◆ **EXERCISE**: Images do not belong in the copy. Retype all the entries below exactly.

↓↓↓

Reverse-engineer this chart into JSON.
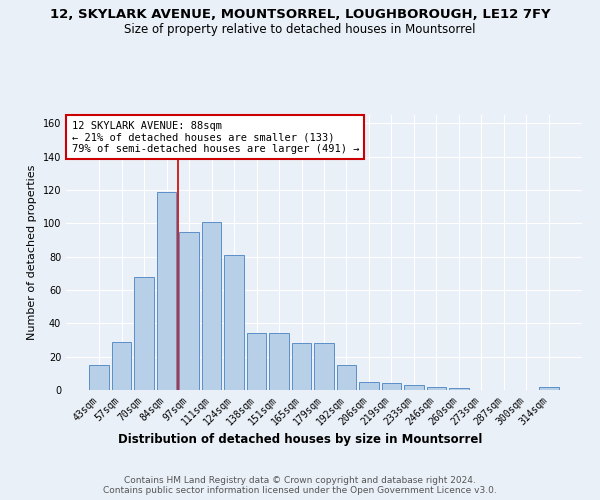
{
  "title_line1": "12, SKYLARK AVENUE, MOUNTSORREL, LOUGHBOROUGH, LE12 7FY",
  "title_line2": "Size of property relative to detached houses in Mountsorrel",
  "xlabel": "Distribution of detached houses by size in Mountsorrel",
  "ylabel": "Number of detached properties",
  "categories": [
    "43sqm",
    "57sqm",
    "70sqm",
    "84sqm",
    "97sqm",
    "111sqm",
    "124sqm",
    "138sqm",
    "151sqm",
    "165sqm",
    "179sqm",
    "192sqm",
    "206sqm",
    "219sqm",
    "233sqm",
    "246sqm",
    "260sqm",
    "273sqm",
    "287sqm",
    "300sqm",
    "314sqm"
  ],
  "values": [
    15,
    29,
    68,
    119,
    95,
    101,
    81,
    34,
    34,
    28,
    28,
    15,
    5,
    4,
    3,
    2,
    1,
    0,
    0,
    0,
    2
  ],
  "bar_color": "#b8cfe8",
  "bar_edge_color": "#5b8fc9",
  "vline_x": 3.5,
  "vline_color": "#cc0000",
  "annotation_text": "12 SKYLARK AVENUE: 88sqm\n← 21% of detached houses are smaller (133)\n79% of semi-detached houses are larger (491) →",
  "annotation_box_color": "#ffffff",
  "annotation_box_edge_color": "#cc0000",
  "ylim": [
    0,
    165
  ],
  "yticks": [
    0,
    20,
    40,
    60,
    80,
    100,
    120,
    140,
    160
  ],
  "background_color": "#eaf0f8",
  "grid_color": "#ffffff",
  "footer_text": "Contains HM Land Registry data © Crown copyright and database right 2024.\nContains public sector information licensed under the Open Government Licence v3.0.",
  "title_fontsize": 9.5,
  "subtitle_fontsize": 8.5,
  "axis_label_fontsize": 8,
  "tick_fontsize": 7,
  "annotation_fontsize": 7.5,
  "footer_fontsize": 6.5
}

↑↑↑

◆ **CORRECT RESULT**:
Reverse-engineer this chart into JSON.
{
  "title_line1": "12, SKYLARK AVENUE, MOUNTSORREL, LOUGHBOROUGH, LE12 7FY",
  "title_line2": "Size of property relative to detached houses in Mountsorrel",
  "xlabel": "Distribution of detached houses by size in Mountsorrel",
  "ylabel": "Number of detached properties",
  "categories": [
    "43sqm",
    "57sqm",
    "70sqm",
    "84sqm",
    "97sqm",
    "111sqm",
    "124sqm",
    "138sqm",
    "151sqm",
    "165sqm",
    "179sqm",
    "192sqm",
    "206sqm",
    "219sqm",
    "233sqm",
    "246sqm",
    "260sqm",
    "273sqm",
    "287sqm",
    "300sqm",
    "314sqm"
  ],
  "values": [
    15,
    29,
    68,
    119,
    95,
    101,
    81,
    34,
    34,
    28,
    28,
    15,
    5,
    4,
    3,
    2,
    1,
    0,
    0,
    0,
    2
  ],
  "bar_color": "#b8cfe8",
  "bar_edge_color": "#5b8fc9",
  "vline_x": 3.5,
  "vline_color": "#cc0000",
  "annotation_text": "12 SKYLARK AVENUE: 88sqm\n← 21% of detached houses are smaller (133)\n79% of semi-detached houses are larger (491) →",
  "annotation_box_color": "#ffffff",
  "annotation_box_edge_color": "#cc0000",
  "ylim": [
    0,
    165
  ],
  "yticks": [
    0,
    20,
    40,
    60,
    80,
    100,
    120,
    140,
    160
  ],
  "background_color": "#eaf0f8",
  "grid_color": "#ffffff",
  "footer_text": "Contains HM Land Registry data © Crown copyright and database right 2024.\nContains public sector information licensed under the Open Government Licence v3.0.",
  "title_fontsize": 9.5,
  "subtitle_fontsize": 8.5,
  "axis_label_fontsize": 8,
  "tick_fontsize": 7,
  "annotation_fontsize": 7.5,
  "footer_fontsize": 6.5
}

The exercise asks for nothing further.